Please print every one of the lines below word for word, changing nothing.

## START

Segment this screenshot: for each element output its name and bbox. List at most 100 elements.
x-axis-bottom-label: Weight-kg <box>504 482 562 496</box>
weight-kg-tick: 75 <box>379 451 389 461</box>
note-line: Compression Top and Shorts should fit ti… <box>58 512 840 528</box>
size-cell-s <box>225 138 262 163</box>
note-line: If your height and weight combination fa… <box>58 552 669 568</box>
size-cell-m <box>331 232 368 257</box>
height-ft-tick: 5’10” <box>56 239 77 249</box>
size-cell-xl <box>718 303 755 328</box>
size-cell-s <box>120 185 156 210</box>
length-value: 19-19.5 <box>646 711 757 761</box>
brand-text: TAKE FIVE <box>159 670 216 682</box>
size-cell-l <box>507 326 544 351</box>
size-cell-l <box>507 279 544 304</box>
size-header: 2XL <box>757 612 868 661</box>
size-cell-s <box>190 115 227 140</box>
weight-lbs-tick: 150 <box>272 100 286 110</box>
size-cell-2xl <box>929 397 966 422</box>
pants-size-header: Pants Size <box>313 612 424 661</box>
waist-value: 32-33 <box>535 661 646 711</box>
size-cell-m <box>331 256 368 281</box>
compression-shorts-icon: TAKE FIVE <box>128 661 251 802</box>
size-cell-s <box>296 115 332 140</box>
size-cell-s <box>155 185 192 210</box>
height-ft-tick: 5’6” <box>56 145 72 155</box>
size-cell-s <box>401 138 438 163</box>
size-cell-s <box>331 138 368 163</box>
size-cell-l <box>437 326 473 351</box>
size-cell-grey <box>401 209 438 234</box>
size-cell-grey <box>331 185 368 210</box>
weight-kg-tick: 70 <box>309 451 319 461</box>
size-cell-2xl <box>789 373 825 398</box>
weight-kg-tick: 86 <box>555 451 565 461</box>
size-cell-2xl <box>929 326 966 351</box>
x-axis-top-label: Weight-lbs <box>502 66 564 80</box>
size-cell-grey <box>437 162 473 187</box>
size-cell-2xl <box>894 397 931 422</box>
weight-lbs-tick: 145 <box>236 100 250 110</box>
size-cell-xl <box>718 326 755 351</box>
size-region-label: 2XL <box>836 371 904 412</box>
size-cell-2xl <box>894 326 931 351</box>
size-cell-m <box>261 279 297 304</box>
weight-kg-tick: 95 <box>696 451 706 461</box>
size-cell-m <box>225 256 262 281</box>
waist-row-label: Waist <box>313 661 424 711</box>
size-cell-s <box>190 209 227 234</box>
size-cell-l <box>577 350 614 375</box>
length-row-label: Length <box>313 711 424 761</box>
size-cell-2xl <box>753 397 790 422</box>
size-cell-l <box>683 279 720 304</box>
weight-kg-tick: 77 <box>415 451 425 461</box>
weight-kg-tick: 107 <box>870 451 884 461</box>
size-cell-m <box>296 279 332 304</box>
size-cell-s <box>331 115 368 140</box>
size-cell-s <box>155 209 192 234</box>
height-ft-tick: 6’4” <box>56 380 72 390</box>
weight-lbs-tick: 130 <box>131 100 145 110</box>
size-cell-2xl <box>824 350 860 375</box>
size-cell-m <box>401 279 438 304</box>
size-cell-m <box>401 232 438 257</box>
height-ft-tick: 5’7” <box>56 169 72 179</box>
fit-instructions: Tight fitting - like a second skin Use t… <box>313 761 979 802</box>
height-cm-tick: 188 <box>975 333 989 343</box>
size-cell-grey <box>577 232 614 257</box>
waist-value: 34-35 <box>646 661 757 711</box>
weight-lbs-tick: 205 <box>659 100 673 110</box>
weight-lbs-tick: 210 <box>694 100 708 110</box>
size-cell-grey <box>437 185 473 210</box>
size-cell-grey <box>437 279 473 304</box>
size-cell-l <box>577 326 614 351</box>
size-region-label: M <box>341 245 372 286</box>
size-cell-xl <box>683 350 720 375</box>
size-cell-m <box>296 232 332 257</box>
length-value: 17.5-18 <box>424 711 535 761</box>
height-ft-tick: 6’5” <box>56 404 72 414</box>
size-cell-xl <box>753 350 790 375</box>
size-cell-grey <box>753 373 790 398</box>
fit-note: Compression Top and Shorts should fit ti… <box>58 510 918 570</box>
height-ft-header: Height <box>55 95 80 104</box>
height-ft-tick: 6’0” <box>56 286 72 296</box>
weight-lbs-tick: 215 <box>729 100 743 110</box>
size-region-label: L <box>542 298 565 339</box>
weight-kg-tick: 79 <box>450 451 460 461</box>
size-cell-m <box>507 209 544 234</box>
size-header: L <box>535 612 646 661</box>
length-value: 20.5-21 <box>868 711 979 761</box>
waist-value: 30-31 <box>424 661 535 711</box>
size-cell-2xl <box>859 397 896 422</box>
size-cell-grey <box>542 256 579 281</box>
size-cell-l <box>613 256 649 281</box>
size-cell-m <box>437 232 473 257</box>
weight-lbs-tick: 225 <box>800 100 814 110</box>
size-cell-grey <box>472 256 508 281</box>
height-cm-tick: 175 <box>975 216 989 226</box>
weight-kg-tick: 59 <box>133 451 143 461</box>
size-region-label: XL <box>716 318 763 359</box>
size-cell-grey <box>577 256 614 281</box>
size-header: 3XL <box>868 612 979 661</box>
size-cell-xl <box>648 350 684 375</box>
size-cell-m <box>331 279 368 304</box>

## END

**TASK RESULT**
Segment this screenshot: for each element output its name and bbox. List at most 100 elements.
x-axis-bottom-label: Weight-kg <box>504 482 562 496</box>
weight-kg-tick: 75 <box>379 451 389 461</box>
note-line: Compression Top and Shorts should fit ti… <box>58 512 840 528</box>
size-cell-s <box>225 138 262 163</box>
note-line: If your height and weight combination fa… <box>58 552 669 568</box>
size-cell-m <box>331 232 368 257</box>
height-ft-tick: 5’10” <box>56 239 77 249</box>
size-cell-xl <box>718 303 755 328</box>
size-cell-s <box>120 185 156 210</box>
length-value: 19-19.5 <box>646 711 757 761</box>
brand-text: TAKE FIVE <box>159 670 216 682</box>
size-cell-l <box>507 326 544 351</box>
size-cell-l <box>507 279 544 304</box>
size-header: 2XL <box>757 612 868 661</box>
size-cell-s <box>190 115 227 140</box>
weight-lbs-tick: 150 <box>272 100 286 110</box>
size-cell-2xl <box>929 397 966 422</box>
pants-size-header: Pants Size <box>313 612 424 661</box>
waist-value: 32-33 <box>535 661 646 711</box>
size-cell-m <box>331 256 368 281</box>
compression-shorts-icon: TAKE FIVE <box>128 661 251 802</box>
size-cell-s <box>296 115 332 140</box>
size-cell-s <box>155 185 192 210</box>
height-ft-tick: 5’6” <box>56 145 72 155</box>
size-cell-s <box>401 138 438 163</box>
size-cell-s <box>331 138 368 163</box>
size-cell-l <box>437 326 473 351</box>
size-cell-grey <box>401 209 438 234</box>
size-cell-grey <box>331 185 368 210</box>
weight-kg-tick: 70 <box>309 451 319 461</box>
size-cell-2xl <box>789 373 825 398</box>
weight-kg-tick: 86 <box>555 451 565 461</box>
size-cell-2xl <box>929 326 966 351</box>
x-axis-top-label: Weight-lbs <box>502 66 564 80</box>
size-cell-grey <box>437 162 473 187</box>
size-cell-2xl <box>894 397 931 422</box>
weight-lbs-tick: 145 <box>236 100 250 110</box>
size-cell-xl <box>718 326 755 351</box>
size-region-label: 2XL <box>836 371 904 412</box>
size-cell-2xl <box>894 326 931 351</box>
size-cell-m <box>261 279 297 304</box>
weight-kg-tick: 95 <box>696 451 706 461</box>
size-cell-m <box>225 256 262 281</box>
waist-row-label: Waist <box>313 661 424 711</box>
size-cell-s <box>190 209 227 234</box>
size-cell-l <box>577 350 614 375</box>
length-row-label: Length <box>313 711 424 761</box>
size-cell-2xl <box>753 397 790 422</box>
size-cell-l <box>683 279 720 304</box>
weight-kg-tick: 77 <box>415 451 425 461</box>
weight-kg-tick: 107 <box>870 451 884 461</box>
size-cell-m <box>296 279 332 304</box>
size-cell-s <box>331 115 368 140</box>
size-cell-s <box>155 209 192 234</box>
height-ft-tick: 6’4” <box>56 380 72 390</box>
weight-lbs-tick: 130 <box>131 100 145 110</box>
size-cell-2xl <box>824 350 860 375</box>
size-cell-m <box>401 279 438 304</box>
size-cell-m <box>401 232 438 257</box>
height-ft-tick: 5’7” <box>56 169 72 179</box>
fit-instructions: Tight fitting - like a second skin Use t… <box>313 761 979 802</box>
height-cm-tick: 188 <box>975 333 989 343</box>
size-cell-grey <box>577 232 614 257</box>
waist-value: 34-35 <box>646 661 757 711</box>
weight-lbs-tick: 205 <box>659 100 673 110</box>
weight-lbs-tick: 210 <box>694 100 708 110</box>
size-cell-grey <box>437 185 473 210</box>
size-cell-grey <box>437 279 473 304</box>
size-cell-l <box>577 326 614 351</box>
size-region-label: M <box>341 245 372 286</box>
size-cell-xl <box>683 350 720 375</box>
size-cell-m <box>296 232 332 257</box>
length-value: 17.5-18 <box>424 711 535 761</box>
height-ft-tick: 6’5” <box>56 404 72 414</box>
size-cell-xl <box>753 350 790 375</box>
size-cell-grey <box>753 373 790 398</box>
fit-note: Compression Top and Shorts should fit ti… <box>58 510 918 570</box>
height-ft-header: Height <box>55 95 80 104</box>
height-ft-tick: 6’0” <box>56 286 72 296</box>
weight-lbs-tick: 215 <box>729 100 743 110</box>
size-region-label: L <box>542 298 565 339</box>
weight-kg-tick: 79 <box>450 451 460 461</box>
size-cell-m <box>507 209 544 234</box>
size-header: L <box>535 612 646 661</box>
length-value: 20.5-21 <box>868 711 979 761</box>
waist-value: 30-31 <box>424 661 535 711</box>
size-cell-2xl <box>859 397 896 422</box>
size-cell-grey <box>542 256 579 281</box>
size-cell-l <box>613 256 649 281</box>
size-cell-m <box>437 232 473 257</box>
weight-lbs-tick: 225 <box>800 100 814 110</box>
size-cell-grey <box>472 256 508 281</box>
height-cm-tick: 175 <box>975 216 989 226</box>
weight-kg-tick: 59 <box>133 451 143 461</box>
size-region-label: XL <box>716 318 763 359</box>
size-cell-grey <box>577 256 614 281</box>
size-header: 3XL <box>868 612 979 661</box>
size-cell-xl <box>648 350 684 375</box>
size-cell-m <box>331 279 368 304</box>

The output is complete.